SOAL LATIHAN
A) Sebutkan semua klub sepak bola yang disebut dalam berita tentang Federico Dimarco. Setiap klub cukup ditulis satu kali.
B) Tulis ulang bagian berita tentang Federico Dimarco yang diawali dengan kata-kata "Federico Dimarco Inginkan" dan diakhiri dengan "Serie A Napoli.". Ganti "Benfica" dengan "Porto".

KUTIPAN TERPILIH
++++++++++++++++++++

Skriniar Dimarco InterGetty

Federico Dimarco Inginkan AC Milan Bernasib Seperti Barcelona

Kendati mengaku belum memikirkan duel melawan AC Milan di semi-final Liga Champions, gelandang Inter Milan Federico Dimarco berharap rival satu kota mereka itu bernasib seperti Barcelona.

Dimarco tidak bisa menutup kegembiraannya setelah Inter memastikan tiket semi-final dengan menyingkirkan Benfica di perempat-final. Mereka akan bertemu Milan di empat besar yang sebelumnya menghentikan pemuncak klasemen Serie A Napoli.

Walau begitu, Dimarco menegaskan, penggawa Inter saat ini belum memikirkan duel melawan Milan, karena baru digelar, Rabu (10/5) atau Kamis (11/5) dini hari WIB, serta leg kedua yang berlangsung satu pekan kemudian.

Menurut Dimarco, Nerazzurri kini fokus untuk menatap sejumlah pertandingan di Serie A sebelum duel itu terjadi. Apalagi mereka juga masih harus melakoni leg kedua semi-final Coppa Italia melawan Juventus.

“Kami sangat senang, karena Inter belum pernah mencapai semi-final selama bertahun-tahun, sekarang kami selangkah lagi mencapai final,” ujar Dimarco kepada Sky Sport Italia.

“Di dalam diri kami ada faktor yang diperhitungkan: sudah beberapa kali kami mencapai sejauh ini, kami bisa menulis sejarah. Milan? Lebih baik kami pikirkan dulu tentang liga dan semi-final Coppa Italia, baru kami pikirkan tentang Milan.”

Dimarco menambahkan, adrenalinnya merasa terpacu dengan keberhasilan lolos ke semi-final. Dimarco mengingat perjalanan Inter di musim 2009/10 ketika mereka berhasil tampil sebagai kampiun Liga Champions.

Sebelum mengangkat trofi, Inter terlebih dahulu mengandaskan Barcelona di semi-final. Pada leg pertama di Giuseppe Meazza, Inter menundukkan Barcelona yang sedang merajai Eropa dengan skor 3-1. Namun mereka menelan kekalahan 1-0 di leg kedua.

“Ini sarat emosi, juga karena terakhir kali saya melihat Inter di [semi-final] Liga Champions adalah melawan Barcelona dalam kemenangan 3-1, dan itu seperti dunia runtuh. Saya berharap kami bisa mengulanginya,” ucap Dimarco kepada Inter TV.

“Menurut saya, pertandingan di Liga Champions, dari babak penyisihan grup hingga perempat-final, semuanya sama: sulit, dan selalu bertemu dengan lawan level tinggi.”

++++++++++++++++++++

[Data segmentasi halaman]
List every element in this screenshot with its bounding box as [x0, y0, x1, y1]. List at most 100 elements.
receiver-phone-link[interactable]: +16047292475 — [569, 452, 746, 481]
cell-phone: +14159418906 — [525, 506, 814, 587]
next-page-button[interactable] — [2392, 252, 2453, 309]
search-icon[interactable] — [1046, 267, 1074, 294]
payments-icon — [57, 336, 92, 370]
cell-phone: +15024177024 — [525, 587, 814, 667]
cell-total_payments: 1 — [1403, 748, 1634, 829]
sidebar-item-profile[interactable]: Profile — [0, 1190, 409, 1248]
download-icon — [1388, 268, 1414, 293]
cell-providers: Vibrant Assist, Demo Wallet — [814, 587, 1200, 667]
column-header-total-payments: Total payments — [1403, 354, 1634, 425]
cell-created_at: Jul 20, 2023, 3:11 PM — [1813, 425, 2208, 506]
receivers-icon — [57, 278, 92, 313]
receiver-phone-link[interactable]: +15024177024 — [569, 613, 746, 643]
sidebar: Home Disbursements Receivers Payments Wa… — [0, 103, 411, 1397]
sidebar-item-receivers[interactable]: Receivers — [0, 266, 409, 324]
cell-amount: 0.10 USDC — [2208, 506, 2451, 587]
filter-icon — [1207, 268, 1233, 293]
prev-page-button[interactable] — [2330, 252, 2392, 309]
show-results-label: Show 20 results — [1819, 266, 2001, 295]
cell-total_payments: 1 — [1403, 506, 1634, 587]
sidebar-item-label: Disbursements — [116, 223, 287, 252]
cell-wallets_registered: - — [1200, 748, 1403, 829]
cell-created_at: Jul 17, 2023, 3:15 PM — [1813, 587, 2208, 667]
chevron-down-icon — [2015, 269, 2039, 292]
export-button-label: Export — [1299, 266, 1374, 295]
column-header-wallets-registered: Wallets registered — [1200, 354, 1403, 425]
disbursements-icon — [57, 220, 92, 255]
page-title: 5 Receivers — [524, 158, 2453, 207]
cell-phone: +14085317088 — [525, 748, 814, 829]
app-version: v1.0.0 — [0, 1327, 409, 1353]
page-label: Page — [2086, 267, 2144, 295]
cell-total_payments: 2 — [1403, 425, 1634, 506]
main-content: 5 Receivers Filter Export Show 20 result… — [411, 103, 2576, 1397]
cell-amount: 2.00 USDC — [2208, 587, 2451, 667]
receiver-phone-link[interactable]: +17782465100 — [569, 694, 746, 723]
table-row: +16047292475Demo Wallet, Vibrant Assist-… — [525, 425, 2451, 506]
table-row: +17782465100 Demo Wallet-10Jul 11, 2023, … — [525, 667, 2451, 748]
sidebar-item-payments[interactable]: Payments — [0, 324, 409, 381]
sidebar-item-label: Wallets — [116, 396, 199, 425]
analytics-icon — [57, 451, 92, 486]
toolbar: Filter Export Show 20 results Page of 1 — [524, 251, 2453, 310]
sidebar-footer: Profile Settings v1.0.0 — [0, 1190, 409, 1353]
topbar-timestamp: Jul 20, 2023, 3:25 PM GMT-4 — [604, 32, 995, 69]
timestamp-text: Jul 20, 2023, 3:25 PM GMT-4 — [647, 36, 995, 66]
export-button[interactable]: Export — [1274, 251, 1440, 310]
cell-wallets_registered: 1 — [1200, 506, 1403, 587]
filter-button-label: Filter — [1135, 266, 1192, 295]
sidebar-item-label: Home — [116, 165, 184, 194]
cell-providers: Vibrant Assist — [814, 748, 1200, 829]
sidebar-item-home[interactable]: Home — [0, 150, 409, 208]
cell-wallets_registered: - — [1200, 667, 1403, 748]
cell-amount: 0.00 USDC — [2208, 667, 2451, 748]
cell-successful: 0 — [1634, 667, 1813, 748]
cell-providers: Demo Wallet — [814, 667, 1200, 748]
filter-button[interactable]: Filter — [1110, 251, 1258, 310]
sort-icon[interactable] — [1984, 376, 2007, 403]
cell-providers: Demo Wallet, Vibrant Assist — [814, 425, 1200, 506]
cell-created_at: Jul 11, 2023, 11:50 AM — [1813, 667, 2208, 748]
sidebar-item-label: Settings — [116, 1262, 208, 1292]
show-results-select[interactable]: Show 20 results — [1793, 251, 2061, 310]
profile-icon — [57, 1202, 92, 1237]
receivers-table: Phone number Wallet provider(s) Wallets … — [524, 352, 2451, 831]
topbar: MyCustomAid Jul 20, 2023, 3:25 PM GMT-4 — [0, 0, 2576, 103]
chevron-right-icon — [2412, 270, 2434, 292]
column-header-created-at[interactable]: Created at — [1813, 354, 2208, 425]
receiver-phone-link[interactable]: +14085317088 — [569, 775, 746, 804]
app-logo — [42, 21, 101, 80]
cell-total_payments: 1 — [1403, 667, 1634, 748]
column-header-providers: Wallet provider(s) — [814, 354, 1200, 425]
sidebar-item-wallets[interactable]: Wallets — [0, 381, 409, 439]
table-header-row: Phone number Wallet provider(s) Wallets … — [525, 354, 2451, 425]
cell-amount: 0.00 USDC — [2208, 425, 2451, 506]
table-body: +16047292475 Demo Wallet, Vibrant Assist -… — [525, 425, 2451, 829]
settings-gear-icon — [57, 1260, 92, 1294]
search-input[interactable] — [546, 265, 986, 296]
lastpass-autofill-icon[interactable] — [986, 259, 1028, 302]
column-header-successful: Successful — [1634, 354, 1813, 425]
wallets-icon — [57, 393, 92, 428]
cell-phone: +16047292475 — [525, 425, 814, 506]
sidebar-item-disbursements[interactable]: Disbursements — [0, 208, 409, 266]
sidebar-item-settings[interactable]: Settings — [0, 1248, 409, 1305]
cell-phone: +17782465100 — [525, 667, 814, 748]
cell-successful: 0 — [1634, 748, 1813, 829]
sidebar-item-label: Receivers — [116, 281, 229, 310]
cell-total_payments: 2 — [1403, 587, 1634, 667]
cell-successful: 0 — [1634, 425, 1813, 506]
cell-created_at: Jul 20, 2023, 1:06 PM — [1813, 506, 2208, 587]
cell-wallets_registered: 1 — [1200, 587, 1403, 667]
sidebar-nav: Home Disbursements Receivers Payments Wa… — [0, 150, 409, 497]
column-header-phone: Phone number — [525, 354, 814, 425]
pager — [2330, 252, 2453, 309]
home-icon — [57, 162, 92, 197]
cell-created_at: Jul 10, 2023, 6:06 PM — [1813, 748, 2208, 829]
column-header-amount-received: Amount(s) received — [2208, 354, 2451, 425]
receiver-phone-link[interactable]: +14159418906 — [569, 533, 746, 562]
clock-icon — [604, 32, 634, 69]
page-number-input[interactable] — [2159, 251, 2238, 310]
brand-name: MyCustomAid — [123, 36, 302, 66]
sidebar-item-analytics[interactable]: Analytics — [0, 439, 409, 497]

++++++++++++++++++++

JAWABAN TERTULIS ANDA
A) Inter Milan, AC Milan, Barcelona, Benfica, Napoli, Juventus

B)
Federico Dimarco Inginkan AC Milan Bernasib Seperti Barcelona

Kendati mengaku belum memikirkan duel melawan AC Milan di semi-final Liga Champions, gelandang Inter Milan Federico Dimarco berharap rival satu kota mereka itu bernasib seperti Barcelona.

Dimarco tidak bisa menutup kegembiraannya setelah Inter memastikan tiket semi-final dengan menyingkirkan Porto di perempat-final. Mereka akan bertemu Milan di empat besar yang sebelumnya menghentikan pemuncak klasemen Serie A Napoli.